[START OF Data extract]

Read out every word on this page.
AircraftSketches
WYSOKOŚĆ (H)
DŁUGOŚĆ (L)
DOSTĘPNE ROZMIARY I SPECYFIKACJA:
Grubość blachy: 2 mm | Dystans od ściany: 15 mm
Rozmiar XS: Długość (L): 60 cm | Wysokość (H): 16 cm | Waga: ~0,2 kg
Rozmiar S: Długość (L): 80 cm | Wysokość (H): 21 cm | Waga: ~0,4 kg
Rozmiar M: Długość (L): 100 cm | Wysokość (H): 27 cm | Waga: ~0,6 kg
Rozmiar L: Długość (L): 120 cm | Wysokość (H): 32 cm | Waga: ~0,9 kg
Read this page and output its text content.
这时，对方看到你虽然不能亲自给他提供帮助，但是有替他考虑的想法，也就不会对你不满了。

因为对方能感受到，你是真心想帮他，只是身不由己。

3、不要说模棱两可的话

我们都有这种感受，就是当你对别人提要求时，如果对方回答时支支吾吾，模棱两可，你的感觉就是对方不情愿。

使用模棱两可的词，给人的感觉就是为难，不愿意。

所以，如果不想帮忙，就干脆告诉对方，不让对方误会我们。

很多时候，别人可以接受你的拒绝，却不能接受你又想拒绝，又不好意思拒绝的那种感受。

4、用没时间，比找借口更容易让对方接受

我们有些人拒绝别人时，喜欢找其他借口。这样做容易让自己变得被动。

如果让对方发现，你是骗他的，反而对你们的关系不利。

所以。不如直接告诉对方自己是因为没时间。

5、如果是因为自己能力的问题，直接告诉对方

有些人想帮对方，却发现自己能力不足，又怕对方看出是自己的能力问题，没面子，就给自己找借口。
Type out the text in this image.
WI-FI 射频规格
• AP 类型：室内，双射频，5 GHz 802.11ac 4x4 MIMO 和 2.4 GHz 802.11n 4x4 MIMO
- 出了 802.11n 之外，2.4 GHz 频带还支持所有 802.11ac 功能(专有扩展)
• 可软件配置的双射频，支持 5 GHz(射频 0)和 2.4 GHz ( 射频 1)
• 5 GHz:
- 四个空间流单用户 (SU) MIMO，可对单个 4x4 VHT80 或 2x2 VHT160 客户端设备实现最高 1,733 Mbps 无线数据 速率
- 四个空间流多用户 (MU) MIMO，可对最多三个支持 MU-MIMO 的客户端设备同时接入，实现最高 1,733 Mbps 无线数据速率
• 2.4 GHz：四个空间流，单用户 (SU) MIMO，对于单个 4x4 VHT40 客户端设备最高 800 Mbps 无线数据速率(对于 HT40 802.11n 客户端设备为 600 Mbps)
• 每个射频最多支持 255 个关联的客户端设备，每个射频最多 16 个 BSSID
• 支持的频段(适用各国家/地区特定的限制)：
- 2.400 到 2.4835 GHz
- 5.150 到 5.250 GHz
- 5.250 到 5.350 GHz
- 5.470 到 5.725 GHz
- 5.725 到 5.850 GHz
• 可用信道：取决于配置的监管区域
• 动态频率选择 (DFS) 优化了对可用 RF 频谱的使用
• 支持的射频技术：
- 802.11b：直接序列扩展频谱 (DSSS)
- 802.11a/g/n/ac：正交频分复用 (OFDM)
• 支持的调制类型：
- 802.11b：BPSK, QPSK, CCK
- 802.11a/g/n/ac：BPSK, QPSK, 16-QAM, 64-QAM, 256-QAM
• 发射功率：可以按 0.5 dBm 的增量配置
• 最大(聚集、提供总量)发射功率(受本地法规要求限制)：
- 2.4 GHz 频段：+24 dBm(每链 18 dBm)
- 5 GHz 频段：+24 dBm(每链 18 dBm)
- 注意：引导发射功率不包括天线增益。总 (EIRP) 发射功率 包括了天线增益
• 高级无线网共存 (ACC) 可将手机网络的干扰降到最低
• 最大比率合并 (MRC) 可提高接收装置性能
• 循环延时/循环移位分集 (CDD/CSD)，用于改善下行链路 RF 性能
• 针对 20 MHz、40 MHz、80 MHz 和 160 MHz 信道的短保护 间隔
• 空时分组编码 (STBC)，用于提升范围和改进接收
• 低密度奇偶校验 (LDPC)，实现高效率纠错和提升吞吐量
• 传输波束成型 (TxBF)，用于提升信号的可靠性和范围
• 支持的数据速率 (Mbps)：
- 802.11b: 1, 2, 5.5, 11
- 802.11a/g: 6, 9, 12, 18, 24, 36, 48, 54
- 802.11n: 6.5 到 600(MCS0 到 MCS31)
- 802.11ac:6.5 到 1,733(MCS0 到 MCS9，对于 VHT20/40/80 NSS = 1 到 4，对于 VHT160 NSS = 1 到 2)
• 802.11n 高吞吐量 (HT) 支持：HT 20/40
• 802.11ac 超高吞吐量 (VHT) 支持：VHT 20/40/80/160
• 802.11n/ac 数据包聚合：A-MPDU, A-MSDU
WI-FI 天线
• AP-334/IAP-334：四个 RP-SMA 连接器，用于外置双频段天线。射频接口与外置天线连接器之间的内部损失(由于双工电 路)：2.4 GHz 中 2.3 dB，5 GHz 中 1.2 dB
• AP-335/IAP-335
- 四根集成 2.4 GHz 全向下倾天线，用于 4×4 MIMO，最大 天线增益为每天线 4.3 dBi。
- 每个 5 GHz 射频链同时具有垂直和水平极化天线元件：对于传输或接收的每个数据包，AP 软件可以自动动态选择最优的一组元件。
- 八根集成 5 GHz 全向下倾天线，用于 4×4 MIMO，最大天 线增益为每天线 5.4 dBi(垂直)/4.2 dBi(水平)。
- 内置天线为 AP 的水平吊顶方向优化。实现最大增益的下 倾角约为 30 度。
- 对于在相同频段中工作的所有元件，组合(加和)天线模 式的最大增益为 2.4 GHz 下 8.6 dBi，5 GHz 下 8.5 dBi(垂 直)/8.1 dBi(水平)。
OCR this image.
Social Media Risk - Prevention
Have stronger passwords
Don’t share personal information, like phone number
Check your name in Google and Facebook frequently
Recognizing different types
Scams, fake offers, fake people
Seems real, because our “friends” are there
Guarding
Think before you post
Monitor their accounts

[END OF Data extract]

Description of the task: Repeat each of the entries above precisely as given.

Answer for the task:
Read out every word on this page.
AircraftSketches
WYSOKOŚĆ (H)
DŁUGOŚĆ (L)
DOSTĘPNE ROZMIARY I SPECYFIKACJA:
Grubość blachy: 2 mm | Dystans od ściany: 15 mm
Rozmiar XS: Długość (L): 60 cm | Wysokość (H): 16 cm | Waga: ~0,2 kg
Rozmiar S: Długość (L): 80 cm | Wysokość (H): 21 cm | Waga: ~0,4 kg
Rozmiar M: Długość (L): 100 cm | Wysokość (H): 27 cm | Waga: ~0,6 kg
Rozmiar L: Długość (L): 120 cm | Wysokość (H): 32 cm | Waga: ~0,9 kg
Read this page and output its text content.
这时，对方看到你虽然不能亲自给他提供帮助，但是有替他考虑的想法，也就不会对你不满了。

因为对方能感受到，你是真心想帮他，只是身不由己。

3、不要说模棱两可的话

我们都有这种感受，就是当你对别人提要求时，如果对方回答时支支吾吾，模棱两可，你的感觉就是对方不情愿。

使用模棱两可的词，给人的感觉就是为难，不愿意。

所以，如果不想帮忙，就干脆告诉对方，不让对方误会我们。

很多时候，别人可以接受你的拒绝，却不能接受你又想拒绝，又不好意思拒绝的那种感受。

4、用没时间，比找借口更容易让对方接受

我们有些人拒绝别人时，喜欢找其他借口。这样做容易让自己变得被动。

如果让对方发现，你是骗他的，反而对你们的关系不利。

所以。不如直接告诉对方自己是因为没时间。

5、如果是因为自己能力的问题，直接告诉对方

有些人想帮对方，却发现自己能力不足，又怕对方看出是自己的能力问题，没面子，就给自己找借口。
Type out the text in this image.
WI-FI 射频规格
• AP 类型：室内，双射频，5 GHz 802.11ac 4x4 MIMO 和 2.4 GHz 802.11n 4x4 MIMO
- 出了 802.11n 之外，2.4 GHz 频带还支持所有 802.11ac 功能(专有扩展)
• 可软件配置的双射频，支持 5 GHz(射频 0)和 2.4 GHz ( 射频 1)
• 5 GHz:
- 四个空间流单用户 (SU) MIMO，可对单个 4x4 VHT80 或 2x2 VHT160 客户端设备实现最高 1,733 Mbps 无线数据 速率
- 四个空间流多用户 (MU) MIMO，可对最多三个支持 MU-MIMO 的客户端设备同时接入，实现最高 1,733 Mbps 无线数据速率
• 2.4 GHz：四个空间流，单用户 (SU) MIMO，对于单个 4x4 VHT40 客户端设备最高 800 Mbps 无线数据速率(对于 HT40 802.11n 客户端设备为 600 Mbps)
• 每个射频最多支持 255 个关联的客户端设备，每个射频最多 16 个 BSSID
• 支持的频段(适用各国家/地区特定的限制)：
- 2.400 到 2.4835 GHz
- 5.150 到 5.250 GHz
- 5.250 到 5.350 GHz
- 5.470 到 5.725 GHz
- 5.725 到 5.850 GHz
• 可用信道：取决于配置的监管区域
• 动态频率选择 (DFS) 优化了对可用 RF 频谱的使用
• 支持的射频技术：
- 802.11b：直接序列扩展频谱 (DSSS)
- 802.11a/g/n/ac：正交频分复用 (OFDM)
• 支持的调制类型：
- 802.11b：BPSK, QPSK, CCK
- 802.11a/g/n/ac：BPSK, QPSK, 16-QAM, 64-QAM, 256-QAM
• 发射功率：可以按 0.5 dBm 的增量配置
• 最大(聚集、提供总量)发射功率(受本地法规要求限制)：
- 2.4 GHz 频段：+24 dBm(每链 18 dBm)
- 5 GHz 频段：+24 dBm(每链 18 dBm)
- 注意：引导发射功率不包括天线增益。总 (EIRP) 发射功率 包括了天线增益
• 高级无线网共存 (ACC) 可将手机网络的干扰降到最低
• 最大比率合并 (MRC) 可提高接收装置性能
• 循环延时/循环移位分集 (CDD/CSD)，用于改善下行链路 RF 性能
• 针对 20 MHz、40 MHz、80 MHz 和 160 MHz 信道的短保护 间隔
• 空时分组编码 (STBC)，用于提升范围和改进接收
• 低密度奇偶校验 (LDPC)，实现高效率纠错和提升吞吐量
• 传输波束成型 (TxBF)，用于提升信号的可靠性和范围
• 支持的数据速率 (Mbps)：
- 802.11b: 1, 2, 5.5, 11
- 802.11a/g: 6, 9, 12, 18, 24, 36, 48, 54
- 802.11n: 6.5 到 600(MCS0 到 MCS31)
- 802.11ac:6.5 到 1,733(MCS0 到 MCS9，对于 VHT20/40/80 NSS = 1 到 4，对于 VHT160 NSS = 1 到 2)
• 802.11n 高吞吐量 (HT) 支持：HT 20/40
• 802.11ac 超高吞吐量 (VHT) 支持：VHT 20/40/80/160
• 802.11n/ac 数据包聚合：A-MPDU, A-MSDU
WI-FI 天线
• AP-334/IAP-334：四个 RP-SMA 连接器，用于外置双频段天线。射频接口与外置天线连接器之间的内部损失(由于双工电 路)：2.4 GHz 中 2.3 dB，5 GHz 中 1.2 dB
• AP-335/IAP-335
- 四根集成 2.4 GHz 全向下倾天线，用于 4×4 MIMO，最大 天线增益为每天线 4.3 dBi。
- 每个 5 GHz 射频链同时具有垂直和水平极化天线元件：对于传输或接收的每个数据包，AP 软件可以自动动态选择最优的一组元件。
- 八根集成 5 GHz 全向下倾天线，用于 4×4 MIMO，最大天 线增益为每天线 5.4 dBi(垂直)/4.2 dBi(水平)。
- 内置天线为 AP 的水平吊顶方向优化。实现最大增益的下 倾角约为 30 度。
- 对于在相同频段中工作的所有元件，组合(加和)天线模 式的最大增益为 2.4 GHz 下 8.6 dBi，5 GHz 下 8.5 dBi(垂 直)/8.1 dBi(水平)。
OCR this image.
Social Media Risk - Prevention
Have stronger passwords
Don’t share personal information, like phone number
Check your name in Google and Facebook frequently
Recognizing different types
Scams, fake offers, fake people
Seems real, because our “friends” are there
Guarding
Think before you post
Monitor their accounts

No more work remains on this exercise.